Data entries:
*****

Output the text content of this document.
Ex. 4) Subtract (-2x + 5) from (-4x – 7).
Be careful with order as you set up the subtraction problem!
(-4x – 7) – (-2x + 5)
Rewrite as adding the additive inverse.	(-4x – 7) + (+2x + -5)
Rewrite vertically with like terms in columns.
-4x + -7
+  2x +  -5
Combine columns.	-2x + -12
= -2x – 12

*****

WORK TO DO: Without leaving anything out, give the entries again exactly.

RESULT OF THIS EXERCISE:
Output the text content of this document.
Ex. 4) Subtract (-2x + 5) from (-4x – 7).
Be careful with order as you set up the subtraction problem!
(-4x – 7) – (-2x + 5)
Rewrite as adding the additive inverse.	(-4x – 7) + (+2x + -5)
Rewrite vertically with like terms in columns.
-4x + -7
+  2x +  -5
Combine columns.	-2x + -12
= -2x – 12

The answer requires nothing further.